>> Begin

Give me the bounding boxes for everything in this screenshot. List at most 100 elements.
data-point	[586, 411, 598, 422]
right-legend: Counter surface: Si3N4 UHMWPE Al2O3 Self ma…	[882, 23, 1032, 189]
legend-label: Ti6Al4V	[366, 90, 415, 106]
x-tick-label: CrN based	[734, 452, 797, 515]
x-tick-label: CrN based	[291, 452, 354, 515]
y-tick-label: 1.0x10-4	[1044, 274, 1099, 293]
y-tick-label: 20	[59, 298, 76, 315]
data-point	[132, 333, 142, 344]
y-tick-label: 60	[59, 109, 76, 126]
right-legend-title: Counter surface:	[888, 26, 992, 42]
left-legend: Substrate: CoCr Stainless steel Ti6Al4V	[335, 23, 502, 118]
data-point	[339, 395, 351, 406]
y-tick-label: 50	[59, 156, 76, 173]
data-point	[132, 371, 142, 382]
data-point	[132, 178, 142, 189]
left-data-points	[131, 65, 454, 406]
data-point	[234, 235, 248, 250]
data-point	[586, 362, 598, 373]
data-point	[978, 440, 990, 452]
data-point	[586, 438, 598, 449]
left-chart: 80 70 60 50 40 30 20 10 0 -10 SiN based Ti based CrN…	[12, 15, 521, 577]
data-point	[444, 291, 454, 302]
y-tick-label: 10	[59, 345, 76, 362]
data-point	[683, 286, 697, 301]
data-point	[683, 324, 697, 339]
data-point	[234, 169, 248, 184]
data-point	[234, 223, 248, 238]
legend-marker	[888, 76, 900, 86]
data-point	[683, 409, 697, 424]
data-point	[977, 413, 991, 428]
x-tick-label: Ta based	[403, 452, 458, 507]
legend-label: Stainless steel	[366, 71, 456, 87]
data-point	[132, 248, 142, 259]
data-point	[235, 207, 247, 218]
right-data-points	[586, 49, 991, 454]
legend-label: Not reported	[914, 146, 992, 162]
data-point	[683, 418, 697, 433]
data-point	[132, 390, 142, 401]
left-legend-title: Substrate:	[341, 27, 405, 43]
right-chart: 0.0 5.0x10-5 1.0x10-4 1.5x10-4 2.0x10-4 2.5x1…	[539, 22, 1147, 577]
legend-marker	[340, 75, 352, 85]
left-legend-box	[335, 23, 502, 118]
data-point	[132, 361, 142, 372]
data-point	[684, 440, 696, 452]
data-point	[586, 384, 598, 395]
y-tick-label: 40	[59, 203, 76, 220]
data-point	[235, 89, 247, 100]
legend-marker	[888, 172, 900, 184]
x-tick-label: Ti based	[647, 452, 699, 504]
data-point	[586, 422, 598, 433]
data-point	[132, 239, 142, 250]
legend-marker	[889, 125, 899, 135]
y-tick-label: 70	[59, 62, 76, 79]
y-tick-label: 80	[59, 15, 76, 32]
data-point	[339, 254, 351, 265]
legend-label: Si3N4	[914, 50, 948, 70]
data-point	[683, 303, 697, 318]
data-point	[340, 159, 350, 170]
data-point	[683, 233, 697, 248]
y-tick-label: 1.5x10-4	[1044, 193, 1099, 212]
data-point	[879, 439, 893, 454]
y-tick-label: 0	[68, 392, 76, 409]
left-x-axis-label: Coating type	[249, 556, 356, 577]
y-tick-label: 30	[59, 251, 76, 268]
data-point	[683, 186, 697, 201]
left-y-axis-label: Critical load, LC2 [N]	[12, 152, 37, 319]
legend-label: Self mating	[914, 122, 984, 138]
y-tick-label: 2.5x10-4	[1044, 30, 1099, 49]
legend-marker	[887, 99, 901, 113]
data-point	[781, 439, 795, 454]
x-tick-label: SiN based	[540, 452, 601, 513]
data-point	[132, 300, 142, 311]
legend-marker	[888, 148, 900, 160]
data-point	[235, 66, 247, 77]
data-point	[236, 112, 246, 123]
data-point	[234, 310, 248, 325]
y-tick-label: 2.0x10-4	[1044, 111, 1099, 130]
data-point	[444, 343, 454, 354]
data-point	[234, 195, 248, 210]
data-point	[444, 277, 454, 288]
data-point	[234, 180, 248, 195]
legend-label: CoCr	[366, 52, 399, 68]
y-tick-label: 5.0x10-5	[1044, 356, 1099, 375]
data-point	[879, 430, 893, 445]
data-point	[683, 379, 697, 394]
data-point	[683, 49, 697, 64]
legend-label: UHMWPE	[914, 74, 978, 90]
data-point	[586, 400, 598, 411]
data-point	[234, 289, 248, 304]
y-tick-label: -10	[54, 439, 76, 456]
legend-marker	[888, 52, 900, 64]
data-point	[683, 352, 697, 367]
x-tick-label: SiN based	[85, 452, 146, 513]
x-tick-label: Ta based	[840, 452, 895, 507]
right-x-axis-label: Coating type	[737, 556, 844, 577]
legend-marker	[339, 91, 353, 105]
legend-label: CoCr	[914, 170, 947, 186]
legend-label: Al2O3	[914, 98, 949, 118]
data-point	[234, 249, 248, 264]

>> End

YOUR GOAL
Reproduce every row above word for word, changing nothing.

WRITTEN REPLY
Give me the bounding boxes for everything in this screenshot. List at most 100 elements.
data-point	[586, 411, 598, 422]
right-legend: Counter surface: Si3N4 UHMWPE Al2O3 Self ma…	[882, 23, 1032, 189]
legend-label: Ti6Al4V	[366, 90, 415, 106]
x-tick-label: CrN based	[734, 452, 797, 515]
x-tick-label: CrN based	[291, 452, 354, 515]
y-tick-label: 1.0x10-4	[1044, 274, 1099, 293]
y-tick-label: 20	[59, 298, 76, 315]
data-point	[132, 333, 142, 344]
y-tick-label: 60	[59, 109, 76, 126]
right-legend-title: Counter surface:	[888, 26, 992, 42]
left-legend: Substrate: CoCr Stainless steel Ti6Al4V	[335, 23, 502, 118]
data-point	[339, 395, 351, 406]
y-tick-label: 50	[59, 156, 76, 173]
data-point	[132, 371, 142, 382]
data-point	[132, 178, 142, 189]
left-data-points	[131, 65, 454, 406]
data-point	[234, 235, 248, 250]
data-point	[586, 362, 598, 373]
data-point	[978, 440, 990, 452]
data-point	[586, 438, 598, 449]
left-chart: 80 70 60 50 40 30 20 10 0 -10 SiN based Ti based CrN…	[12, 15, 521, 577]
data-point	[444, 291, 454, 302]
y-tick-label: 10	[59, 345, 76, 362]
data-point	[683, 286, 697, 301]
data-point	[683, 324, 697, 339]
data-point	[234, 169, 248, 184]
data-point	[234, 223, 248, 238]
legend-marker	[888, 76, 900, 86]
data-point	[683, 409, 697, 424]
data-point	[977, 413, 991, 428]
x-tick-label: Ta based	[403, 452, 458, 507]
legend-label: Stainless steel	[366, 71, 456, 87]
data-point	[132, 248, 142, 259]
data-point	[235, 207, 247, 218]
right-data-points	[586, 49, 991, 454]
legend-label: Not reported	[914, 146, 992, 162]
data-point	[683, 418, 697, 433]
data-point	[132, 390, 142, 401]
left-legend-title: Substrate:	[341, 27, 405, 43]
right-chart: 0.0 5.0x10-5 1.0x10-4 1.5x10-4 2.0x10-4 2.5x1…	[539, 22, 1147, 577]
legend-marker	[340, 75, 352, 85]
left-legend-box	[335, 23, 502, 118]
data-point	[132, 361, 142, 372]
data-point	[684, 440, 696, 452]
data-point	[586, 384, 598, 395]
y-tick-label: 40	[59, 203, 76, 220]
data-point	[235, 89, 247, 100]
legend-marker	[888, 172, 900, 184]
x-tick-label: Ti based	[647, 452, 699, 504]
data-point	[586, 422, 598, 433]
data-point	[132, 239, 142, 250]
legend-marker	[889, 125, 899, 135]
y-tick-label: 70	[59, 62, 76, 79]
y-tick-label: 80	[59, 15, 76, 32]
data-point	[339, 254, 351, 265]
legend-label: Si3N4	[914, 50, 948, 70]
data-point	[683, 303, 697, 318]
data-point	[340, 159, 350, 170]
data-point	[683, 233, 697, 248]
y-tick-label: 1.5x10-4	[1044, 193, 1099, 212]
data-point	[879, 439, 893, 454]
y-tick-label: 0	[68, 392, 76, 409]
left-x-axis-label: Coating type	[249, 556, 356, 577]
y-tick-label: 30	[59, 251, 76, 268]
data-point	[683, 186, 697, 201]
left-y-axis-label: Critical load, LC2 [N]	[12, 152, 37, 319]
legend-label: Self mating	[914, 122, 984, 138]
y-tick-label: 2.5x10-4	[1044, 30, 1099, 49]
legend-marker	[887, 99, 901, 113]
data-point	[781, 439, 795, 454]
x-tick-label: SiN based	[540, 452, 601, 513]
data-point	[132, 300, 142, 311]
legend-marker	[888, 148, 900, 160]
data-point	[235, 66, 247, 77]
data-point	[236, 112, 246, 123]
data-point	[234, 310, 248, 325]
y-tick-label: 2.0x10-4	[1044, 111, 1099, 130]
data-point	[444, 343, 454, 354]
data-point	[234, 195, 248, 210]
data-point	[444, 277, 454, 288]
data-point	[234, 180, 248, 195]
legend-label: CoCr	[366, 52, 399, 68]
y-tick-label: 5.0x10-5	[1044, 356, 1099, 375]
data-point	[879, 430, 893, 445]
data-point	[683, 379, 697, 394]
data-point	[683, 49, 697, 64]
legend-label: UHMWPE	[914, 74, 978, 90]
data-point	[586, 400, 598, 411]
data-point	[234, 289, 248, 304]
y-tick-label: -10	[54, 439, 76, 456]
legend-marker	[888, 52, 900, 64]
data-point	[683, 352, 697, 367]
x-tick-label: SiN based	[85, 452, 146, 513]
x-tick-label: Ta based	[840, 452, 895, 507]
right-x-axis-label: Coating type	[737, 556, 844, 577]
legend-marker	[339, 91, 353, 105]
legend-label: CoCr	[914, 170, 947, 186]
legend-label: Al2O3	[914, 98, 949, 118]
data-point	[234, 249, 248, 264]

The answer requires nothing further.